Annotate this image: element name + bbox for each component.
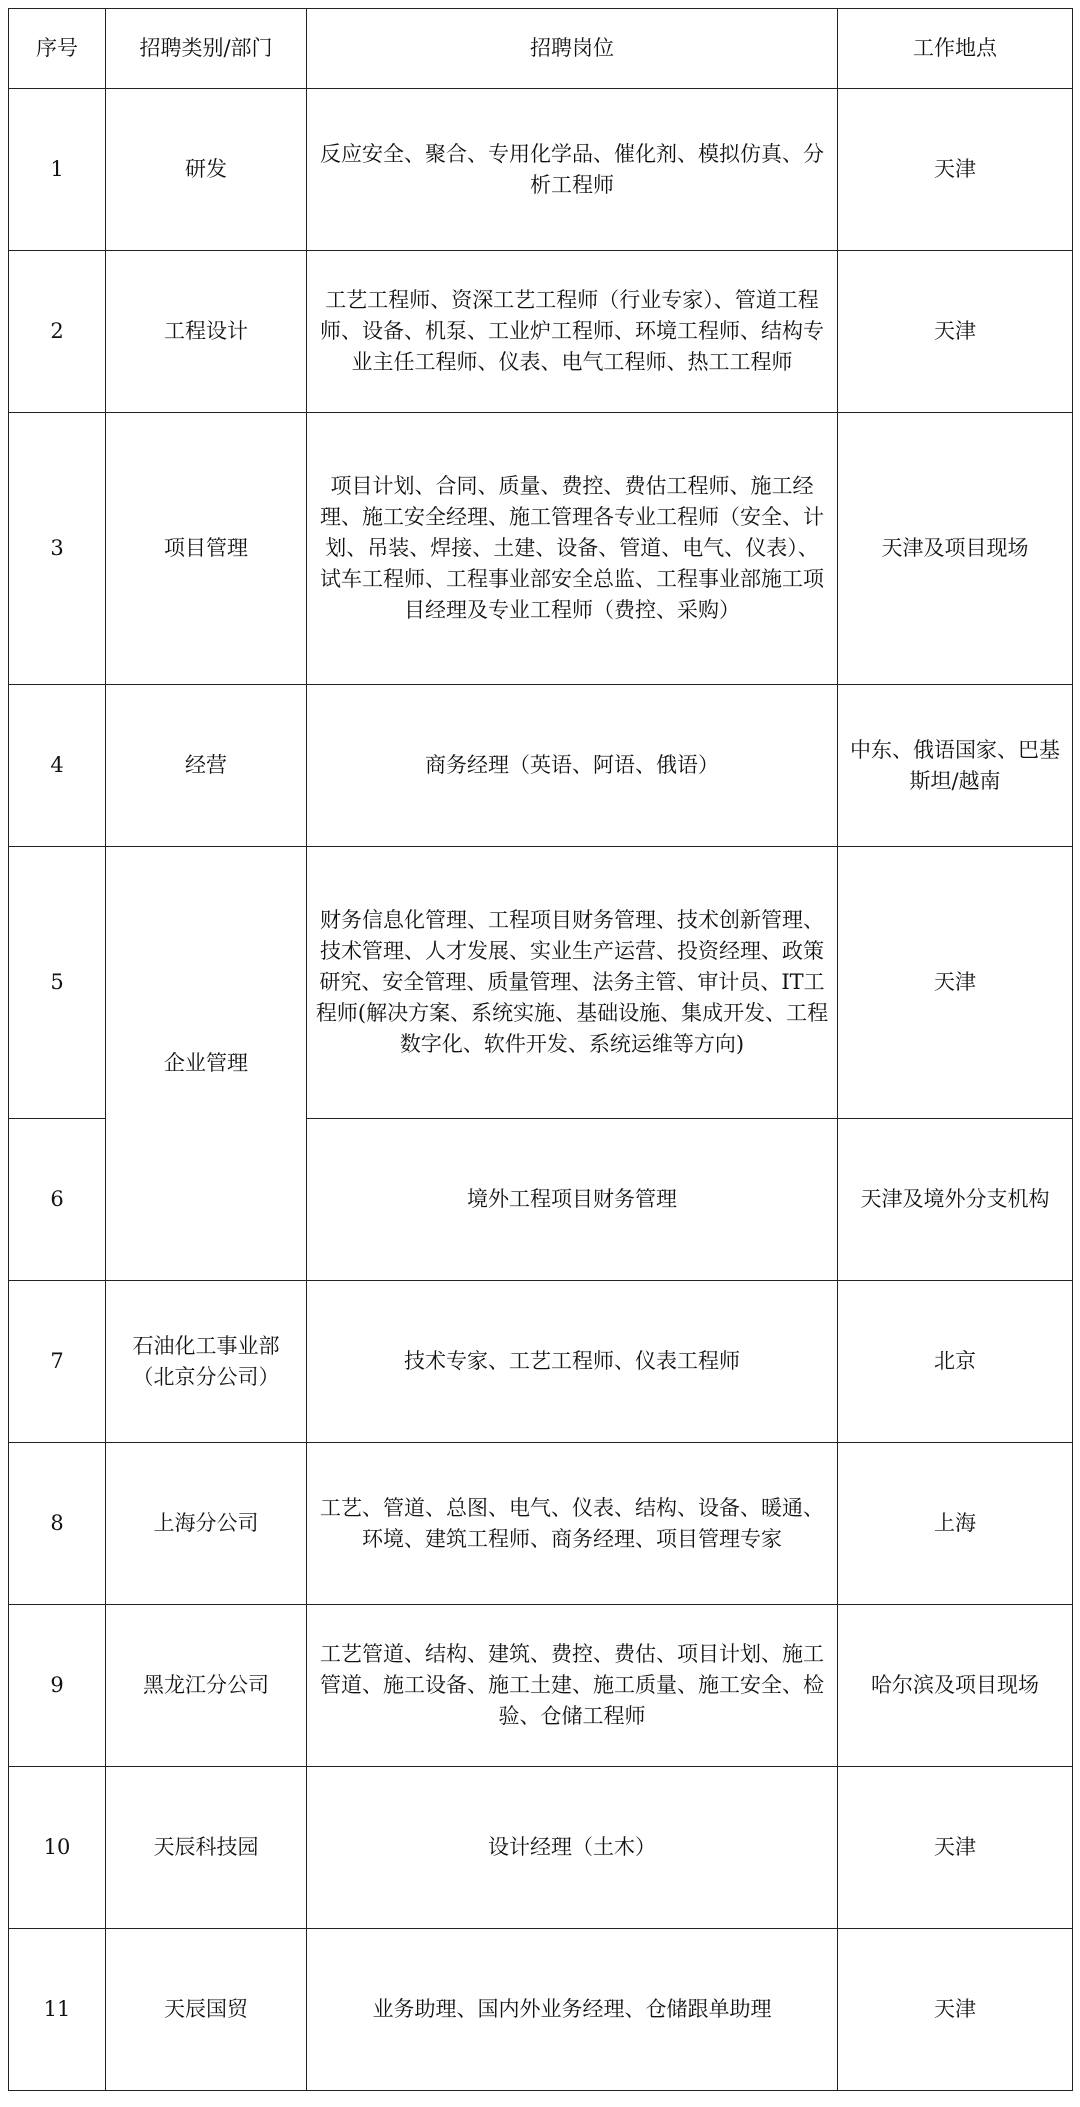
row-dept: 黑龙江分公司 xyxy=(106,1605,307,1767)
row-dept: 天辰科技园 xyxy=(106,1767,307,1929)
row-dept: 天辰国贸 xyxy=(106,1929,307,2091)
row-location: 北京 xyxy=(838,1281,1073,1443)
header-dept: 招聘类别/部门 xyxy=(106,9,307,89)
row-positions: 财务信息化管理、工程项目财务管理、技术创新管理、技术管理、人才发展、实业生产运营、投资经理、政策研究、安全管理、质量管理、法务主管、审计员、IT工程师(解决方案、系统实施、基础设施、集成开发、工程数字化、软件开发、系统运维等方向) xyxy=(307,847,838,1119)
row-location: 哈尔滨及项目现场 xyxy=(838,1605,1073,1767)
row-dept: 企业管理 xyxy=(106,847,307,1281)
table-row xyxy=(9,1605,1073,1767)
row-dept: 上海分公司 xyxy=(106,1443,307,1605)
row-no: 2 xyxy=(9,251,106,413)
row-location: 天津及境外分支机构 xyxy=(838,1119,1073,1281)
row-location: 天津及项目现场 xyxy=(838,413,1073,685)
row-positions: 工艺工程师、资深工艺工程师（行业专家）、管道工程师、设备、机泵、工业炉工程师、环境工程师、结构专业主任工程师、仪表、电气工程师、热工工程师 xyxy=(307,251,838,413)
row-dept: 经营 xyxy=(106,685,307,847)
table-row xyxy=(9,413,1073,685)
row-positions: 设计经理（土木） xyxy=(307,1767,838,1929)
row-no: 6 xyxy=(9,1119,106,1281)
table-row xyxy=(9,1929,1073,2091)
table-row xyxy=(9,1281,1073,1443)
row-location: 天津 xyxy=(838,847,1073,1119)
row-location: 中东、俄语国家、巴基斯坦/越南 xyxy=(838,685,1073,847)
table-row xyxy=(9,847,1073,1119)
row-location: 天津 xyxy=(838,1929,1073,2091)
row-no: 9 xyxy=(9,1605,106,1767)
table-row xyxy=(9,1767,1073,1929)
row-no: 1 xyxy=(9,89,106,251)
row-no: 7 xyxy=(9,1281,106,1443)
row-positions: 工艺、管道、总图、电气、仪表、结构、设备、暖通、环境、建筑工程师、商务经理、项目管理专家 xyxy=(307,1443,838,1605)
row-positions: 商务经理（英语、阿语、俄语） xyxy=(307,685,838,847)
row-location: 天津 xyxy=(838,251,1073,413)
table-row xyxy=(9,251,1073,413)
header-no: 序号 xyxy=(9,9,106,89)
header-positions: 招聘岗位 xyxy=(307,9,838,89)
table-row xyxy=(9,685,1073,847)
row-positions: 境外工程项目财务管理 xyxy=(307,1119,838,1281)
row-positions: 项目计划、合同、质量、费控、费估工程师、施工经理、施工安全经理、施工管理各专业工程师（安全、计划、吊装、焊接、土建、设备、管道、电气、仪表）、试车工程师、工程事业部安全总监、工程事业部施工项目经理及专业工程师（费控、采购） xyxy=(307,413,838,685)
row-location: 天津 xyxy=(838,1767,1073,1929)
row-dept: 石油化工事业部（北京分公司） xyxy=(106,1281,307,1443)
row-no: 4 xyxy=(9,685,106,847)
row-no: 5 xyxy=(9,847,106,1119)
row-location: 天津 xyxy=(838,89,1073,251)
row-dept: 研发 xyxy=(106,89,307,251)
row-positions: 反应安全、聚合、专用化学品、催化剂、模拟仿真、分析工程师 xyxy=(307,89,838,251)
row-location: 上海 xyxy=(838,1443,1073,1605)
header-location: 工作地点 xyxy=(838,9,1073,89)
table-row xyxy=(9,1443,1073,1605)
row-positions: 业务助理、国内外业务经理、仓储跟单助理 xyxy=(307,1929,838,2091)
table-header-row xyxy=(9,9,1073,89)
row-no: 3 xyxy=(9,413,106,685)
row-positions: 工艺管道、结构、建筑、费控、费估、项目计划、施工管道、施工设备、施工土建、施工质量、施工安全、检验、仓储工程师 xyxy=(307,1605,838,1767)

■ Written request ■
Copy out word for word the lines of the entries above, everything from the line containing "row-dept: 黑龙江分公司 xyxy=(106,1605,307,1767)" down to the line containing "row-dept: 企业管理 xyxy=(106,847,307,1281)", both of those lines included.

■ Task response ■
row-dept: 黑龙江分公司 xyxy=(106,1605,307,1767)
row-dept: 天辰科技园 xyxy=(106,1767,307,1929)
row-dept: 天辰国贸 xyxy=(106,1929,307,2091)
row-location: 北京 xyxy=(838,1281,1073,1443)
header-dept: 招聘类别/部门 xyxy=(106,9,307,89)
row-positions: 财务信息化管理、工程项目财务管理、技术创新管理、技术管理、人才发展、实业生产运营、投资经理、政策研究、安全管理、质量管理、法务主管、审计员、IT工程师(解决方案、系统实施、基础设施、集成开发、工程数字化、软件开发、系统运维等方向) xyxy=(307,847,838,1119)
row-location: 哈尔滨及项目现场 xyxy=(838,1605,1073,1767)
row-dept: 企业管理 xyxy=(106,847,307,1281)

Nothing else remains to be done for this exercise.